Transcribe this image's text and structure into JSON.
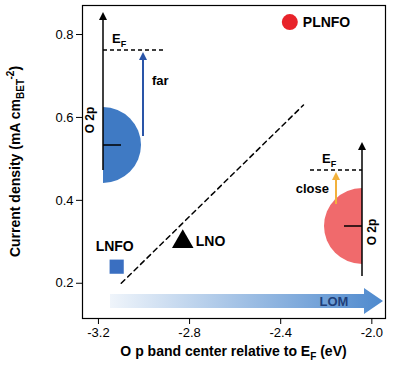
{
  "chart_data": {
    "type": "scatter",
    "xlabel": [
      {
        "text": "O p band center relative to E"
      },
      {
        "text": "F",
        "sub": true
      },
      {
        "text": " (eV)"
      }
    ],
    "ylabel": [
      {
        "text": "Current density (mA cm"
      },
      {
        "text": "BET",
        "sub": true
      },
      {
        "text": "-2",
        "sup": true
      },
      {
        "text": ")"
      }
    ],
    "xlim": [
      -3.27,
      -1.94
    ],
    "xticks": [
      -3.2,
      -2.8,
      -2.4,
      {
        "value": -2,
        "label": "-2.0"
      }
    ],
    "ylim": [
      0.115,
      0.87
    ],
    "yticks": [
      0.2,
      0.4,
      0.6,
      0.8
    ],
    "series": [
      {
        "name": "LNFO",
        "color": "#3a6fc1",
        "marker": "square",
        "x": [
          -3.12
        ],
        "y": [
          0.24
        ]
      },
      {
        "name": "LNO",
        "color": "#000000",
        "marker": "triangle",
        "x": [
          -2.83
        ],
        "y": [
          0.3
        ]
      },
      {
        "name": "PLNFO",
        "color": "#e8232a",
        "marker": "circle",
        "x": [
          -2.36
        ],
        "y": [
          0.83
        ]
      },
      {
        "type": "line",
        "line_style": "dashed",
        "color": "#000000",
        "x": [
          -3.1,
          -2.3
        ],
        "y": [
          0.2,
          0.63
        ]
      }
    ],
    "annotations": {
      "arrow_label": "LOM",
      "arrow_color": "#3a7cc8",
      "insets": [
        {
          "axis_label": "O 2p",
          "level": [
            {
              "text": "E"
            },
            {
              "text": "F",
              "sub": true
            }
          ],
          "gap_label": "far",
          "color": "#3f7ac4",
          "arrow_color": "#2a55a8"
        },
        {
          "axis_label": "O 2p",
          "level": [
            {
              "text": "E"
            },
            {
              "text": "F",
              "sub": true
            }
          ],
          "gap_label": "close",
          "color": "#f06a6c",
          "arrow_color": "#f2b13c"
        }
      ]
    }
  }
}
◇ ◇ ◇ ◇ ◇
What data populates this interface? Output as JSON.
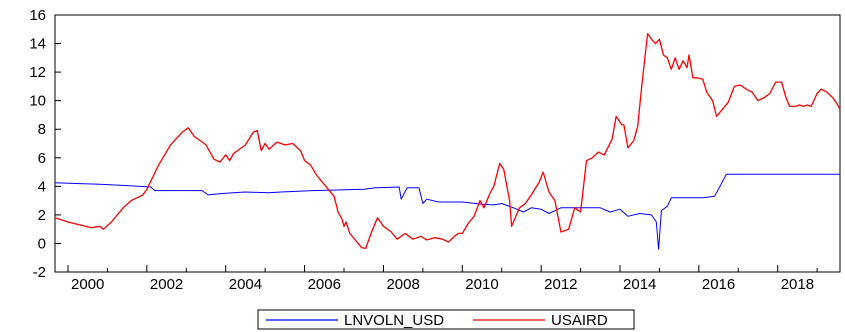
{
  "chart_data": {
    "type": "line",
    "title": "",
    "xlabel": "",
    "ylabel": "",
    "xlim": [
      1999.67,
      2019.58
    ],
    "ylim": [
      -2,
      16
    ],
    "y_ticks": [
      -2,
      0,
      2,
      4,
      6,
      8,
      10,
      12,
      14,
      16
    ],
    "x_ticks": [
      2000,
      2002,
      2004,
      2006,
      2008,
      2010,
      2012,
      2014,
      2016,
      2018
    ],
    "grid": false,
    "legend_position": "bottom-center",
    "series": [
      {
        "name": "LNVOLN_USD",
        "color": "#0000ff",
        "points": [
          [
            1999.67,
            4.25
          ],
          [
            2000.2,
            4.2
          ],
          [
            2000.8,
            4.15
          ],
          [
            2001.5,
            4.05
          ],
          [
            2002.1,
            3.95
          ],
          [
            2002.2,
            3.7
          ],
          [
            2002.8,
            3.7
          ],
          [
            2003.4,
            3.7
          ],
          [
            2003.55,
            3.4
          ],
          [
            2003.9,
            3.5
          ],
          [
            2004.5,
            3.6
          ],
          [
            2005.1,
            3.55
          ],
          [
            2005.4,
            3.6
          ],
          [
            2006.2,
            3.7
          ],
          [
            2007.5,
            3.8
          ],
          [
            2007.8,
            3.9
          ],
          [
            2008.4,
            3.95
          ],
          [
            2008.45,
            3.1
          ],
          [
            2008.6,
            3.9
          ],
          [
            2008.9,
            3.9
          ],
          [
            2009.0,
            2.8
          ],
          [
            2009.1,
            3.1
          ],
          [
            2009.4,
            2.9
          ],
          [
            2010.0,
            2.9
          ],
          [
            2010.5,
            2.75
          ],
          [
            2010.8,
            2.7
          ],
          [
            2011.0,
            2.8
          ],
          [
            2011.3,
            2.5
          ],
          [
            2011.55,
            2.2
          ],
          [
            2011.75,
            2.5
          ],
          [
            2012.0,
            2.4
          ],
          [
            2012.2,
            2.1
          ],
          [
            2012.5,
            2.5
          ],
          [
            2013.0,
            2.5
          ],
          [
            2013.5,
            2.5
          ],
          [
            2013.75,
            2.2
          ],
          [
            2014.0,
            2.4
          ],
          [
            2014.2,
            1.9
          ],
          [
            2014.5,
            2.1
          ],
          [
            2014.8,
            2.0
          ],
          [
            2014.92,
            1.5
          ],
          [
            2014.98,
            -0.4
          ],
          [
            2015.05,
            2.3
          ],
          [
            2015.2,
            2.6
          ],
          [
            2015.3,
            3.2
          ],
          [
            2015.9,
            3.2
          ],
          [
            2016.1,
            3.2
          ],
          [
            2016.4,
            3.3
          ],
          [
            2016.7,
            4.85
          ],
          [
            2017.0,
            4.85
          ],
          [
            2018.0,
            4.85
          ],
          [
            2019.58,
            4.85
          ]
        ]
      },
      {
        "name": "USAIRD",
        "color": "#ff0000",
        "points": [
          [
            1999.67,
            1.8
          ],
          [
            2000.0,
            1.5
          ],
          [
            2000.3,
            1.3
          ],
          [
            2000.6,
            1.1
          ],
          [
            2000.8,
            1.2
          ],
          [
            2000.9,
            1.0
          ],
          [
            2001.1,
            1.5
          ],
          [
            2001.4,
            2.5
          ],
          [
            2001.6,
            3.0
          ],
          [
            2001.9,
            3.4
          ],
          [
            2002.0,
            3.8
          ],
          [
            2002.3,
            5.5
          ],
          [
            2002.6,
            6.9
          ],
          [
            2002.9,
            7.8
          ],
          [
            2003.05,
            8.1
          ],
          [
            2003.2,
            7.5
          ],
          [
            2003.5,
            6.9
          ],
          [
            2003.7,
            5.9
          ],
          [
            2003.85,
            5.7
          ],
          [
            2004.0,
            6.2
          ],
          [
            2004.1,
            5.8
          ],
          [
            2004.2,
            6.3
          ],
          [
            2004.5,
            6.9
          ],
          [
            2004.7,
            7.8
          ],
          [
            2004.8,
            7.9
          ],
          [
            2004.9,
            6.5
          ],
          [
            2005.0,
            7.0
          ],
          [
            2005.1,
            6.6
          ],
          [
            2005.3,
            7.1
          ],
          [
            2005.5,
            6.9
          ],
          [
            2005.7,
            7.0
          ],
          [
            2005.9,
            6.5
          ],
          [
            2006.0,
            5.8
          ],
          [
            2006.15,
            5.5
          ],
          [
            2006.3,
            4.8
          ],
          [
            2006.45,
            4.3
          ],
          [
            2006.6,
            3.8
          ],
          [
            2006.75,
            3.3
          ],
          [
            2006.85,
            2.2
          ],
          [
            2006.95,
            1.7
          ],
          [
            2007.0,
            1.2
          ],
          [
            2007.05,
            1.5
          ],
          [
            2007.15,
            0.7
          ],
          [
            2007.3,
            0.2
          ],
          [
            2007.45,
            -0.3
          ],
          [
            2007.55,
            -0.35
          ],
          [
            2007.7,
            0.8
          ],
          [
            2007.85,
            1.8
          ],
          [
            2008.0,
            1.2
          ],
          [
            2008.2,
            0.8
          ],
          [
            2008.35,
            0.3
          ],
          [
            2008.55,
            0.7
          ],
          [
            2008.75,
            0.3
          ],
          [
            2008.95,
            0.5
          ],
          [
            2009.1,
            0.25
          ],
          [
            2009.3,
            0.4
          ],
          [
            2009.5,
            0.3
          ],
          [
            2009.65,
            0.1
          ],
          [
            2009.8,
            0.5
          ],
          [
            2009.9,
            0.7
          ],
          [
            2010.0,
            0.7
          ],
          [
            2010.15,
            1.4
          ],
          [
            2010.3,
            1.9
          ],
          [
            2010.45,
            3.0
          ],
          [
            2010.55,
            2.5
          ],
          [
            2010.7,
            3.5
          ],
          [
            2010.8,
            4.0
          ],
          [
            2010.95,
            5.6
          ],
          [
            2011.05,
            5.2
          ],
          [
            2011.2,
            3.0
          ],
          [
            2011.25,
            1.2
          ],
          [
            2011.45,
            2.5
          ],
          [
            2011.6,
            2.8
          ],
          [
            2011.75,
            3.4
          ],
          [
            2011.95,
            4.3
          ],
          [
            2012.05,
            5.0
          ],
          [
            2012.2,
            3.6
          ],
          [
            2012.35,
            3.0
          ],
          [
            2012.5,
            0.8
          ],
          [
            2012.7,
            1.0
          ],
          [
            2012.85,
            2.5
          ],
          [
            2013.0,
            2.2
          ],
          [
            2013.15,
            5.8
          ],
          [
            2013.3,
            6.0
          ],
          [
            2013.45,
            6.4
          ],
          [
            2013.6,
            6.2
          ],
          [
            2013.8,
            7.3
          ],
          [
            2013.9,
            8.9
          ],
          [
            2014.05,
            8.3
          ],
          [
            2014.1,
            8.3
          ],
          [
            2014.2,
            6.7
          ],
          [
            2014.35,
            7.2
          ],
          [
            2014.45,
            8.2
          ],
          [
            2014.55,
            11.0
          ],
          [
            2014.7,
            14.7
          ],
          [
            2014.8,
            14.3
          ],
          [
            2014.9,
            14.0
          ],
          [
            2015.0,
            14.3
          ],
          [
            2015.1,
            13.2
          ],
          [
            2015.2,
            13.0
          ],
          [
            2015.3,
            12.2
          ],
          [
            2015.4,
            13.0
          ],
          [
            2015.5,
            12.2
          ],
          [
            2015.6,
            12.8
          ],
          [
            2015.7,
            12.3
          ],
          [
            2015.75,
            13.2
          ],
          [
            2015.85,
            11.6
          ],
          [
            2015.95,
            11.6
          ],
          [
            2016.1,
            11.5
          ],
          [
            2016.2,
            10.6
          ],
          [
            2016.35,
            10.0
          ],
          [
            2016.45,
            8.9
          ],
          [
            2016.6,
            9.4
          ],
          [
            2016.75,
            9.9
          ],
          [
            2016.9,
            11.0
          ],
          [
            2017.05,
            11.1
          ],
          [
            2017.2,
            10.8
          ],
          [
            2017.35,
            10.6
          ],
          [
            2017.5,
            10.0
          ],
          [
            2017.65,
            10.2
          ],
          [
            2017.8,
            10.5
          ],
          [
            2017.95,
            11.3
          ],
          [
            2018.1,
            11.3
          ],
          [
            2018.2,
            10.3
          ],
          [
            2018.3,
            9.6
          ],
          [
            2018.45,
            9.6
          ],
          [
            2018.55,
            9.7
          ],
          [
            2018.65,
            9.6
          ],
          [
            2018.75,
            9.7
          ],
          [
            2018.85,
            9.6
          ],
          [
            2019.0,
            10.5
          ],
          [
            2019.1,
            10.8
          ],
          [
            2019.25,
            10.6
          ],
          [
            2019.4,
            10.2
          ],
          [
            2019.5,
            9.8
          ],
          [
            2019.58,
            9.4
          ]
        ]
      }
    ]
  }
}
◇ ◇ ◇ ◇ ◇
**WHAT IS BEING ASKED:**
Using the entries above, tally how many lines have the word "center" in them; write the number and nothing more.

**FINISHED EXERCISE:**
2